# 読解対象の本文
CEOの意思決定を支配する「地政学」——分断の時代に立ち返るべき経営の本質

現代の企業経営において、CEOが背負う意思決定の重圧はかつてない次元に達しています。とりわけ経営層を悩ませているのが、米中対立や地域紛争、サプライチェーンの分断といった「地政学リスク」の顕在化です。

多くの企業がこの課題に対し、法務やリスク管理部門へのヒアリングを重ね、コンティンジェンシープラン(緊急時対応計画)の策定に奔走しています。しかし、事象の表面を追うだけの対症療法では、真の危機を乗り越えることはできません。本稿では、数多くのトップマネジメントの孤独な決断に伴走してきたエグゼクティブ・エージェントの視点から、地政学を単なる外部要因としてではなく「経営の本質」から捉え直すための判断軸を提示します。

地政学リスクの本質とは何か——不可抗力ではなく「経営の前提条件」

結論から申し上げれば、地政学リスクは「いつか起こり得る不確実な外部環境」ではなく、すでに事業構造の深くに組み込まれた「経営の前提条件」です。この時代において、地政学が経営に及ぼす構造的な影響は主に以下の3点に集約されます。

  • サプライチェーンの「効率性」から「レジリエンス」への不可逆的な転換: 最適調達の論理が崩壊し、経済安全保障を前提とした冗長性の確保がコスト競争力に直結する。
  • データ・技術の武器化と市場の分断: 特定の国や地域におけるデータ管理規制や技術輸出入管理が、グローバルでのビジネスモデルの分断を強制する。
  • 「中立」という選択肢の喪失: 企業はもはや「政治と経済は別」というスタンスを維持できず、どの価値観のブロックに属するかという踏み絵を迫られる。

これらは一過性のショックではなく、パラダイムの移行です。この構造変化を前にして「状況を注視する」という判断は、緩やかな撤退を意味します。必要なのは、事業のポートフォリオそのものを地政学のフィルターを通して再構築することなのです。

なぜ優秀なCEOほど「哲学」に立ち返るのか

予測不可能な地政学リスクに直面したとき、純粋な財務的合理性やデータドリブンな予測モデルは容易に機能不全に陥ります。計算不可能なリスクの前に立たされたとき、優れたCEOを支えるのは皮肉にも、極めて定性的な「経営の本質=企業の存在意義(パーパス)」と確固たる「哲学」です。

不確実性を乗り越えるための「判断軸」

ある大手製造業のCEOは、数年前、主力市場であった特定の国からの工場撤退を決断しました。当時の財務データだけを見れば、その意思決定は「非合理」極まりないものでした。しかし、彼はこう語りました。

「我々の技術が、我々の意図しない形で人権弾圧や兵器転用に使われるリスクが1%でも存在するなら、それは我々の『経営の本質』を根底から否定することになる。これはリスク管理の問題ではなく、我々が何者であるかというアイデンティティの防衛戦である」

地政学的な判断において「正解」は事後的にしかわかりません。だからこそ、「何が儲かるか」ではなく「我々は何を妥協しない企業なのか」という哲学的な判断軸が必要不可欠になります。これこそが、平時には見過ごされがちな経営の本質であり、CEOのみに許された(そして背負うべき)孤独な意思決定の根源です。

# 行の抜粋

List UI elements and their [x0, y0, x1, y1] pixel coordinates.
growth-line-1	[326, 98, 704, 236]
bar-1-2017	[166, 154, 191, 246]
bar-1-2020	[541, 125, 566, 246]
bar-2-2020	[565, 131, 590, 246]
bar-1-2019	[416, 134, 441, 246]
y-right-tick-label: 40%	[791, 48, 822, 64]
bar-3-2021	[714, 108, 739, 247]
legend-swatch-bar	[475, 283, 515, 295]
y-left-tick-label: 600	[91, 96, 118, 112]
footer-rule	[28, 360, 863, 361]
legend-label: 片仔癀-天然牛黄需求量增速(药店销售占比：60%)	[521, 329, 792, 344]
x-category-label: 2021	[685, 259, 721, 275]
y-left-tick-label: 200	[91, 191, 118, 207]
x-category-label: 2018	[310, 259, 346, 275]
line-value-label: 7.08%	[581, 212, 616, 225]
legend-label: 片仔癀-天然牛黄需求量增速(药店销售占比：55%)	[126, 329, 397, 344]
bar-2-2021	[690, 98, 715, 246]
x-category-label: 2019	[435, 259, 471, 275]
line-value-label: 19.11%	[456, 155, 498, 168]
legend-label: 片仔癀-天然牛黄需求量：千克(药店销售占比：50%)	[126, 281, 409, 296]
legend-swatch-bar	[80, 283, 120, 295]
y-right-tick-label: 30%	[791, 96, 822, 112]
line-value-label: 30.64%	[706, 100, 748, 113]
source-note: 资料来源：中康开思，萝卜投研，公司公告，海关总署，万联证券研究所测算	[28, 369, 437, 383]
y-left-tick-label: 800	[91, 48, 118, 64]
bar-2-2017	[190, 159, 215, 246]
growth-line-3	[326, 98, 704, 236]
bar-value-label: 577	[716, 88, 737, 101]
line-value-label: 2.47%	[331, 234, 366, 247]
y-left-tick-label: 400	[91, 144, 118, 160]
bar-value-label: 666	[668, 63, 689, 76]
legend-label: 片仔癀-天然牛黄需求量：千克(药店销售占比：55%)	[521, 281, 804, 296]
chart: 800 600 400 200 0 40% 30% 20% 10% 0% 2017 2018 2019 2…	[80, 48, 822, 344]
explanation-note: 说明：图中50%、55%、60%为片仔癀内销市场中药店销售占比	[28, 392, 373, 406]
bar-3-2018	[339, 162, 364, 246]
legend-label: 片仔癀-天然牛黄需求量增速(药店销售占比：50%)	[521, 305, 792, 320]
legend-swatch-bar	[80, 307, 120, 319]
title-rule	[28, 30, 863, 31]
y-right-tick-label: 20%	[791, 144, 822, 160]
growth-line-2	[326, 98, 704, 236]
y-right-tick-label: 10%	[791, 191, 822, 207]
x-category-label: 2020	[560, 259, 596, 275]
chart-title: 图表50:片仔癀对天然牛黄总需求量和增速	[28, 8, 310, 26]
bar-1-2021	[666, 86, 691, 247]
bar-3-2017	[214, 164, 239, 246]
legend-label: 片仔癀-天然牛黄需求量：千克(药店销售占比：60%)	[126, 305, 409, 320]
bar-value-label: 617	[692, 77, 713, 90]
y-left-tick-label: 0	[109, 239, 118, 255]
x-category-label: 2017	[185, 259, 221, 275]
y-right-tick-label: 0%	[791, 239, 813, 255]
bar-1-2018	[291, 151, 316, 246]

# 取り組む課題
1. 本文によると、ある大手製造業のCEOは数年前に何を決断したか。
2. 本文のうち、「不確実性を乗り越えるための「判断軸」」から「デンティティの防衛戦である」」までの部分を、一字一句違えずに書き写しなさい。
上に挙げた行は、本文の内容とは関係がありません。

# 演習の解答
1. 主力市場であった特定の国からの工場撤退を決断した。

2.
不確実性を乗り越えるための「判断軸」

ある大手製造業のCEOは、数年前、主力市場であった特定の国からの工場撤退を決断しました。当時の財務データだけを見れば、その意思決定は「非合理」極まりないものでした。しかし、彼はこう語りました。

「我々の技術が、我々の意図しない形で人権弾圧や兵器転用に使われるリスクが1%でも存在するなら、それは我々の『経営の本質』を根底から否定することになる。これはリスク管理の問題ではなく、我々が何者であるかというアイデンティティの防衛戦である」